start INFORMATION PROVIDED

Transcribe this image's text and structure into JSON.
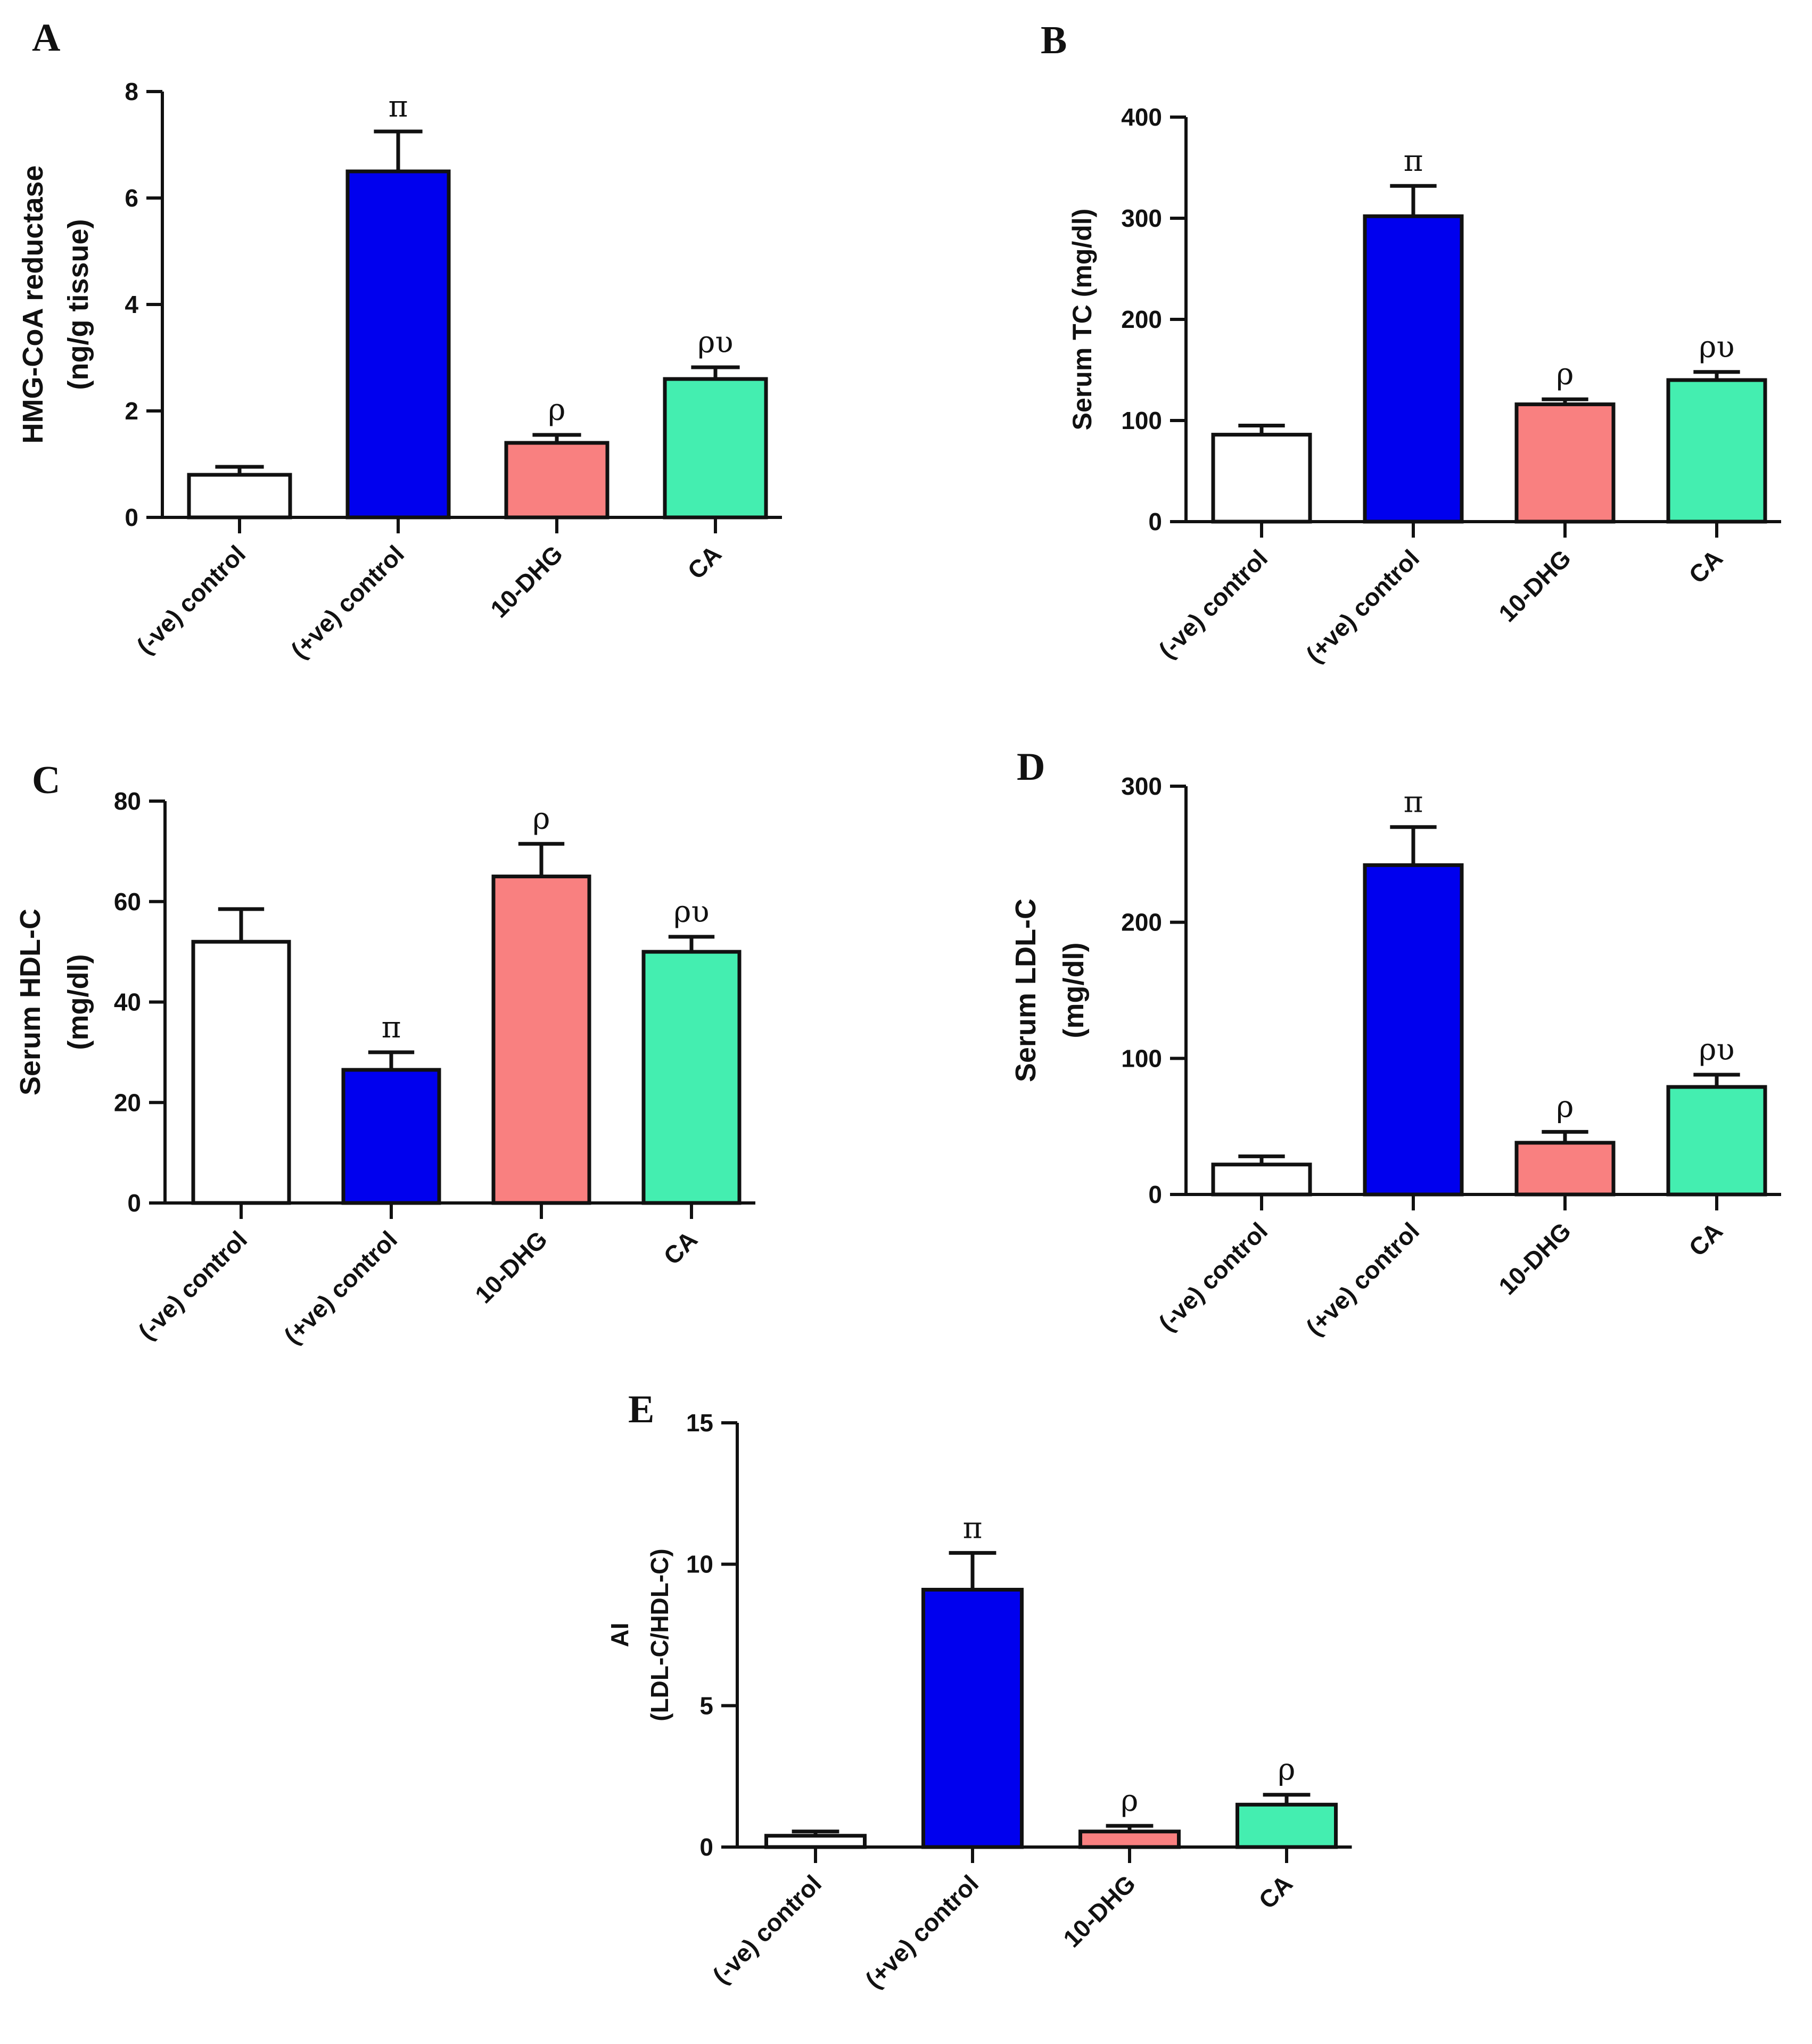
{
  "figure_title": "",
  "chart_data": [
    {
      "panel": "A",
      "type": "bar",
      "categories": [
        "(-ve) control",
        "(+ve) control",
        "10-DHG",
        "CA"
      ],
      "values": [
        0.8,
        6.5,
        1.4,
        2.6
      ],
      "errors": [
        0.15,
        0.75,
        0.15,
        0.22
      ],
      "significance": [
        "",
        "π",
        "ρ",
        "ρυ"
      ],
      "colors": [
        "#ffffff",
        "#0000ee",
        "#f98080",
        "#44eeb0"
      ],
      "ylabel": [
        "HMG-CoA reductase",
        "(ng/g tissue)"
      ],
      "xlabel": "",
      "ylim": [
        0,
        8
      ],
      "yticks": [
        0,
        2,
        4,
        6,
        8
      ],
      "grid": false
    },
    {
      "panel": "B",
      "type": "bar",
      "categories": [
        "(-ve) control",
        "(+ve) control",
        "10-DHG",
        "CA"
      ],
      "values": [
        86,
        302,
        116,
        140
      ],
      "errors": [
        9,
        30,
        5,
        8
      ],
      "significance": [
        "",
        "π",
        "ρ",
        "ρυ"
      ],
      "colors": [
        "#ffffff",
        "#0000ee",
        "#f98080",
        "#44eeb0"
      ],
      "ylabel": [
        "Serum TC (mg/dl)"
      ],
      "xlabel": "",
      "ylim": [
        0,
        400
      ],
      "yticks": [
        0,
        100,
        200,
        300,
        400
      ],
      "grid": false
    },
    {
      "panel": "C",
      "type": "bar",
      "categories": [
        "(-ve) control",
        "(+ve) control",
        "10-DHG",
        "CA"
      ],
      "values": [
        52,
        26.5,
        65,
        50
      ],
      "errors": [
        6.5,
        3.5,
        6.5,
        3
      ],
      "significance": [
        "",
        "π",
        "ρ",
        "ρυ"
      ],
      "colors": [
        "#ffffff",
        "#0000ee",
        "#f98080",
        "#44eeb0"
      ],
      "ylabel": [
        "Serum HDL-C",
        "(mg/dl)"
      ],
      "xlabel": "",
      "ylim": [
        0,
        80
      ],
      "yticks": [
        0,
        20,
        40,
        60,
        80
      ],
      "grid": false
    },
    {
      "panel": "D",
      "type": "bar",
      "categories": [
        "(-ve) control",
        "(+ve) control",
        "10-DHG",
        "CA"
      ],
      "values": [
        22,
        242,
        38,
        79
      ],
      "errors": [
        6,
        28,
        8,
        9
      ],
      "significance": [
        "",
        "π",
        "ρ",
        "ρυ"
      ],
      "colors": [
        "#ffffff",
        "#0000ee",
        "#f98080",
        "#44eeb0"
      ],
      "ylabel": [
        "Serum LDL-C",
        "(mg/dl)"
      ],
      "xlabel": "",
      "ylim": [
        0,
        300
      ],
      "yticks": [
        0,
        100,
        200,
        300
      ],
      "grid": false
    },
    {
      "panel": "E",
      "type": "bar",
      "categories": [
        "(-ve) control",
        "(+ve) control",
        "10-DHG",
        "CA"
      ],
      "values": [
        0.4,
        9.1,
        0.55,
        1.5
      ],
      "errors": [
        0.15,
        1.3,
        0.2,
        0.35
      ],
      "significance": [
        "",
        "π",
        "ρ",
        "ρ"
      ],
      "colors": [
        "#ffffff",
        "#0000ee",
        "#f98080",
        "#44eeb0"
      ],
      "ylabel": [
        "AI",
        "(LDL-C/HDL-C)"
      ],
      "xlabel": "",
      "ylim": [
        0,
        15
      ],
      "yticks": [
        0,
        5,
        10,
        15
      ],
      "grid": false
    }
  ]
}
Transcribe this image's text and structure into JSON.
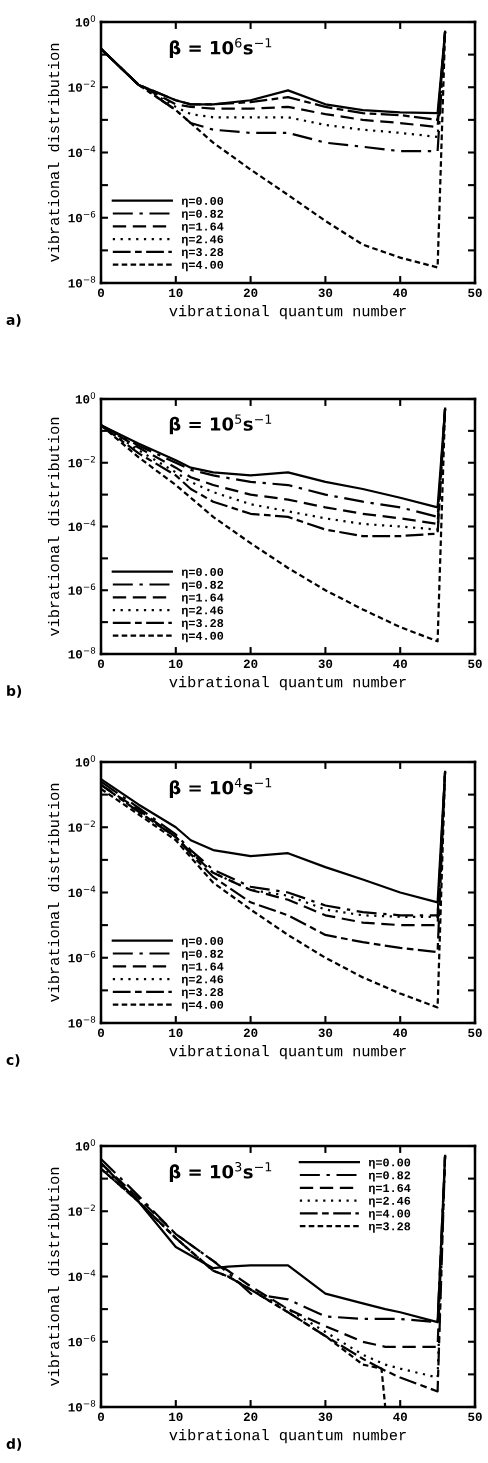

end INFORMATION PROVIDED

TASK STATEMENT
Above are records with pictures; repeat the records exactly and leave the pictures out.

ANSWER TO THE EXERCISE
Transcribe this image's text and structure into JSON.
{
  "figure_title": "",
  "chart_data": [
    {
      "panel": "A",
      "type": "bar",
      "categories": [
        "(-ve) control",
        "(+ve) control",
        "10-DHG",
        "CA"
      ],
      "values": [
        0.8,
        6.5,
        1.4,
        2.6
      ],
      "errors": [
        0.15,
        0.75,
        0.15,
        0.22
      ],
      "significance": [
        "",
        "π",
        "ρ",
        "ρυ"
      ],
      "colors": [
        "#ffffff",
        "#0000ee",
        "#f98080",
        "#44eeb0"
      ],
      "ylabel": [
        "HMG-CoA reductase",
        "(ng/g tissue)"
      ],
      "xlabel": "",
      "ylim": [
        0,
        8
      ],
      "yticks": [
        0,
        2,
        4,
        6,
        8
      ],
      "grid": false
    },
    {
      "panel": "B",
      "type": "bar",
      "categories": [
        "(-ve) control",
        "(+ve) control",
        "10-DHG",
        "CA"
      ],
      "values": [
        86,
        302,
        116,
        140
      ],
      "errors": [
        9,
        30,
        5,
        8
      ],
      "significance": [
        "",
        "π",
        "ρ",
        "ρυ"
      ],
      "colors": [
        "#ffffff",
        "#0000ee",
        "#f98080",
        "#44eeb0"
      ],
      "ylabel": [
        "Serum TC (mg/dl)"
      ],
      "xlabel": "",
      "ylim": [
        0,
        400
      ],
      "yticks": [
        0,
        100,
        200,
        300,
        400
      ],
      "grid": false
    },
    {
      "panel": "C",
      "type": "bar",
      "categories": [
        "(-ve) control",
        "(+ve) control",
        "10-DHG",
        "CA"
      ],
      "values": [
        52,
        26.5,
        65,
        50
      ],
      "errors": [
        6.5,
        3.5,
        6.5,
        3
      ],
      "significance": [
        "",
        "π",
        "ρ",
        "ρυ"
      ],
      "colors": [
        "#ffffff",
        "#0000ee",
        "#f98080",
        "#44eeb0"
      ],
      "ylabel": [
        "Serum HDL-C",
        "(mg/dl)"
      ],
      "xlabel": "",
      "ylim": [
        0,
        80
      ],
      "yticks": [
        0,
        20,
        40,
        60,
        80
      ],
      "grid": false
    },
    {
      "panel": "D",
      "type": "bar",
      "categories": [
        "(-ve) control",
        "(+ve) control",
        "10-DHG",
        "CA"
      ],
      "values": [
        22,
        242,
        38,
        79
      ],
      "errors": [
        6,
        28,
        8,
        9
      ],
      "significance": [
        "",
        "π",
        "ρ",
        "ρυ"
      ],
      "colors": [
        "#ffffff",
        "#0000ee",
        "#f98080",
        "#44eeb0"
      ],
      "ylabel": [
        "Serum LDL-C",
        "(mg/dl)"
      ],
      "xlabel": "",
      "ylim": [
        0,
        300
      ],
      "yticks": [
        0,
        100,
        200,
        300
      ],
      "grid": false
    },
    {
      "panel": "E",
      "type": "bar",
      "categories": [
        "(-ve) control",
        "(+ve) control",
        "10-DHG",
        "CA"
      ],
      "values": [
        0.4,
        9.1,
        0.55,
        1.5
      ],
      "errors": [
        0.15,
        1.3,
        0.2,
        0.35
      ],
      "significance": [
        "",
        "π",
        "ρ",
        "ρ"
      ],
      "colors": [
        "#ffffff",
        "#0000ee",
        "#f98080",
        "#44eeb0"
      ],
      "ylabel": [
        "AI",
        "(LDL-C/HDL-C)"
      ],
      "xlabel": "",
      "ylim": [
        0,
        15
      ],
      "yticks": [
        0,
        5,
        10,
        15
      ],
      "grid": false
    }
  ]
}
Transcribe this image's text and structure into JSON.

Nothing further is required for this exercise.